EXERCISE INSTRUCTIONS: Reproduce the listing exactly, with no pictures in your copy.

— Begin SOURCE MATERIAL —

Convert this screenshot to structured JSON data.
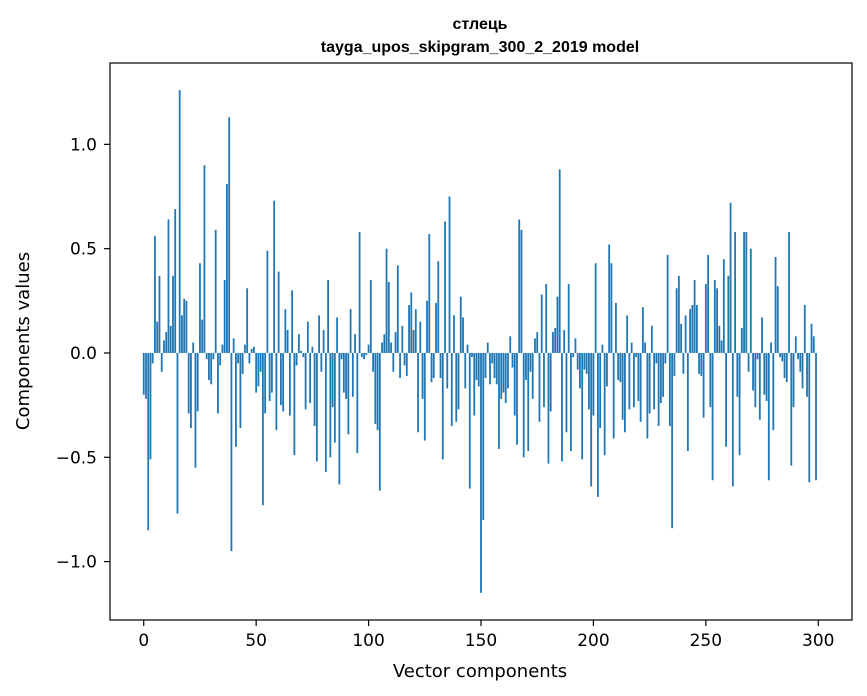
{
  "chart_data": {
    "type": "bar",
    "title": "стлець",
    "subtitle": "tayga_upos_skipgram_300_2_2019 model",
    "xlabel": "Vector components",
    "ylabel": "Components values",
    "xlim": [
      -15,
      315
    ],
    "ylim": [
      -1.28,
      1.39
    ],
    "xticks": [
      0,
      50,
      100,
      150,
      200,
      250,
      300
    ],
    "yticks": [
      -1.0,
      -0.5,
      0.0,
      0.5,
      1.0
    ],
    "xtick_labels": [
      "0",
      "50",
      "100",
      "150",
      "200",
      "250",
      "300"
    ],
    "ytick_labels": [
      "−1.0",
      "−0.5",
      "0.0",
      "0.5",
      "1.0"
    ],
    "grid": false,
    "bar_color": "#1f77b4",
    "values": [
      -0.2,
      -0.22,
      -0.85,
      -0.51,
      -0.05,
      0.56,
      0.15,
      0.37,
      -0.09,
      0.06,
      0.1,
      0.64,
      0.13,
      0.37,
      0.69,
      -0.77,
      1.26,
      0.18,
      0.26,
      0.25,
      -0.29,
      -0.36,
      0.05,
      -0.55,
      -0.28,
      0.43,
      0.16,
      0.9,
      -0.03,
      -0.13,
      -0.15,
      -0.03,
      0.59,
      -0.29,
      -0.06,
      0.04,
      0.35,
      0.81,
      1.13,
      -0.95,
      0.07,
      -0.45,
      -0.05,
      -0.36,
      -0.1,
      0.04,
      0.31,
      -0.05,
      0.02,
      0.03,
      -0.19,
      -0.16,
      -0.09,
      -0.73,
      -0.29,
      0.49,
      -0.23,
      -0.19,
      0.73,
      -0.37,
      0.39,
      -0.25,
      -0.28,
      0.21,
      0.11,
      -0.3,
      0.3,
      -0.49,
      -0.06,
      0.09,
      0.01,
      -0.02,
      -0.27,
      0.15,
      -0.24,
      0.03,
      -0.35,
      -0.52,
      0.18,
      -0.09,
      0.11,
      -0.57,
      0.35,
      -0.5,
      -0.26,
      -0.43,
      0.17,
      -0.63,
      -0.03,
      -0.19,
      -0.22,
      -0.39,
      0.21,
      -0.21,
      0.09,
      -0.48,
      0.58,
      -0.02,
      -0.03,
      -0.01,
      0.04,
      0.35,
      -0.09,
      -0.34,
      -0.37,
      -0.66,
      0.05,
      0.09,
      0.5,
      0.34,
      0.05,
      -0.09,
      0.1,
      0.42,
      -0.12,
      0.13,
      -0.06,
      -0.11,
      0.23,
      0.29,
      0.11,
      0.21,
      -0.38,
      0.15,
      -0.22,
      -0.42,
      0.25,
      0.57,
      -0.14,
      -0.12,
      0.24,
      0.44,
      -0.12,
      -0.51,
      0.63,
      -0.17,
      0.75,
      -0.35,
      0.18,
      -0.33,
      -0.27,
      0.27,
      0.17,
      -0.17,
      0.04,
      -0.65,
      -0.02,
      -0.3,
      -0.13,
      -0.16,
      -1.15,
      -0.8,
      -0.12,
      0.05,
      -0.15,
      -0.05,
      -0.12,
      -0.15,
      -0.46,
      -0.22,
      -0.19,
      -0.24,
      -0.17,
      0.08,
      -0.07,
      -0.3,
      -0.44,
      0.64,
      0.59,
      -0.5,
      -0.13,
      -0.47,
      -0.09,
      -0.22,
      0.07,
      0.1,
      -0.33,
      0.28,
      -0.26,
      0.33,
      -0.53,
      -0.28,
      0.1,
      0.12,
      0.27,
      0.88,
      -0.52,
      0.11,
      -0.38,
      0.33,
      -0.47,
      -0.02,
      0.07,
      -0.08,
      -0.17,
      -0.51,
      -0.08,
      -0.1,
      -0.27,
      -0.64,
      -0.3,
      0.43,
      -0.69,
      -0.36,
      0.04,
      -0.49,
      -0.16,
      0.52,
      0.43,
      -0.41,
      0.24,
      -0.13,
      -0.14,
      -0.32,
      -0.38,
      0.18,
      -0.27,
      0.05,
      -0.26,
      -0.02,
      -0.23,
      -0.33,
      0.22,
      0.05,
      -0.41,
      -0.29,
      0.13,
      -0.27,
      -0.05,
      -0.35,
      -0.24,
      -0.21,
      -0.05,
      0.47,
      -0.35,
      -0.84,
      -0.11,
      0.31,
      0.37,
      0.14,
      -0.1,
      0.18,
      -0.47,
      0.21,
      0.23,
      0.35,
      0.23,
      -0.1,
      -0.11,
      -0.31,
      0.33,
      0.47,
      -0.26,
      -0.61,
      0.35,
      0.31,
      0.13,
      0.06,
      0.45,
      -0.45,
      0.37,
      0.72,
      -0.64,
      0.58,
      -0.21,
      -0.49,
      0.12,
      0.58,
      0.58,
      -0.09,
      0.5,
      -0.18,
      -0.26,
      -0.03,
      -0.32,
      0.17,
      -0.2,
      -0.23,
      -0.61,
      0.05,
      -0.37,
      0.46,
      0.32,
      -0.02,
      -0.04,
      -0.12,
      -0.14,
      0.58,
      -0.54,
      -0.26,
      0.08,
      -0.03,
      -0.09,
      -0.17,
      0.23,
      -0.21,
      -0.62,
      0.14,
      0.08,
      -0.61
    ]
  }
}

— End SOURCE MATERIAL —

TASK RESPONSE:
Convert this screenshot to structured JSON data.
{
  "chart_data": {
    "type": "bar",
    "title": "стлець",
    "subtitle": "tayga_upos_skipgram_300_2_2019 model",
    "xlabel": "Vector components",
    "ylabel": "Components values",
    "xlim": [
      -15,
      315
    ],
    "ylim": [
      -1.28,
      1.39
    ],
    "xticks": [
      0,
      50,
      100,
      150,
      200,
      250,
      300
    ],
    "yticks": [
      -1.0,
      -0.5,
      0.0,
      0.5,
      1.0
    ],
    "xtick_labels": [
      "0",
      "50",
      "100",
      "150",
      "200",
      "250",
      "300"
    ],
    "ytick_labels": [
      "−1.0",
      "−0.5",
      "0.0",
      "0.5",
      "1.0"
    ],
    "grid": false,
    "bar_color": "#1f77b4",
    "values": [
      -0.2,
      -0.22,
      -0.85,
      -0.51,
      -0.05,
      0.56,
      0.15,
      0.37,
      -0.09,
      0.06,
      0.1,
      0.64,
      0.13,
      0.37,
      0.69,
      -0.77,
      1.26,
      0.18,
      0.26,
      0.25,
      -0.29,
      -0.36,
      0.05,
      -0.55,
      -0.28,
      0.43,
      0.16,
      0.9,
      -0.03,
      -0.13,
      -0.15,
      -0.03,
      0.59,
      -0.29,
      -0.06,
      0.04,
      0.35,
      0.81,
      1.13,
      -0.95,
      0.07,
      -0.45,
      -0.05,
      -0.36,
      -0.1,
      0.04,
      0.31,
      -0.05,
      0.02,
      0.03,
      -0.19,
      -0.16,
      -0.09,
      -0.73,
      -0.29,
      0.49,
      -0.23,
      -0.19,
      0.73,
      -0.37,
      0.39,
      -0.25,
      -0.28,
      0.21,
      0.11,
      -0.3,
      0.3,
      -0.49,
      -0.06,
      0.09,
      0.01,
      -0.02,
      -0.27,
      0.15,
      -0.24,
      0.03,
      -0.35,
      -0.52,
      0.18,
      -0.09,
      0.11,
      -0.57,
      0.35,
      -0.5,
      -0.26,
      -0.43,
      0.17,
      -0.63,
      -0.03,
      -0.19,
      -0.22,
      -0.39,
      0.21,
      -0.21,
      0.09,
      -0.48,
      0.58,
      -0.02,
      -0.03,
      -0.01,
      0.04,
      0.35,
      -0.09,
      -0.34,
      -0.37,
      -0.66,
      0.05,
      0.09,
      0.5,
      0.34,
      0.05,
      -0.09,
      0.1,
      0.42,
      -0.12,
      0.13,
      -0.06,
      -0.11,
      0.23,
      0.29,
      0.11,
      0.21,
      -0.38,
      0.15,
      -0.22,
      -0.42,
      0.25,
      0.57,
      -0.14,
      -0.12,
      0.24,
      0.44,
      -0.12,
      -0.51,
      0.63,
      -0.17,
      0.75,
      -0.35,
      0.18,
      -0.33,
      -0.27,
      0.27,
      0.17,
      -0.17,
      0.04,
      -0.65,
      -0.02,
      -0.3,
      -0.13,
      -0.16,
      -1.15,
      -0.8,
      -0.12,
      0.05,
      -0.15,
      -0.05,
      -0.12,
      -0.15,
      -0.46,
      -0.22,
      -0.19,
      -0.24,
      -0.17,
      0.08,
      -0.07,
      -0.3,
      -0.44,
      0.64,
      0.59,
      -0.5,
      -0.13,
      -0.47,
      -0.09,
      -0.22,
      0.07,
      0.1,
      -0.33,
      0.28,
      -0.26,
      0.33,
      -0.53,
      -0.28,
      0.1,
      0.12,
      0.27,
      0.88,
      -0.52,
      0.11,
      -0.38,
      0.33,
      -0.47,
      -0.02,
      0.07,
      -0.08,
      -0.17,
      -0.51,
      -0.08,
      -0.1,
      -0.27,
      -0.64,
      -0.3,
      0.43,
      -0.69,
      -0.36,
      0.04,
      -0.49,
      -0.16,
      0.52,
      0.43,
      -0.41,
      0.24,
      -0.13,
      -0.14,
      -0.32,
      -0.38,
      0.18,
      -0.27,
      0.05,
      -0.26,
      -0.02,
      -0.23,
      -0.33,
      0.22,
      0.05,
      -0.41,
      -0.29,
      0.13,
      -0.27,
      -0.05,
      -0.35,
      -0.24,
      -0.21,
      -0.05,
      0.47,
      -0.35,
      -0.84,
      -0.11,
      0.31,
      0.37,
      0.14,
      -0.1,
      0.18,
      -0.47,
      0.21,
      0.23,
      0.35,
      0.23,
      -0.1,
      -0.11,
      -0.31,
      0.33,
      0.47,
      -0.26,
      -0.61,
      0.35,
      0.31,
      0.13,
      0.06,
      0.45,
      -0.45,
      0.37,
      0.72,
      -0.64,
      0.58,
      -0.21,
      -0.49,
      0.12,
      0.58,
      0.58,
      -0.09,
      0.5,
      -0.18,
      -0.26,
      -0.03,
      -0.32,
      0.17,
      -0.2,
      -0.23,
      -0.61,
      0.05,
      -0.37,
      0.46,
      0.32,
      -0.02,
      -0.04,
      -0.12,
      -0.14,
      0.58,
      -0.54,
      -0.26,
      0.08,
      -0.03,
      -0.09,
      -0.17,
      0.23,
      -0.21,
      -0.62,
      0.14,
      0.08,
      -0.61
    ]
  }
}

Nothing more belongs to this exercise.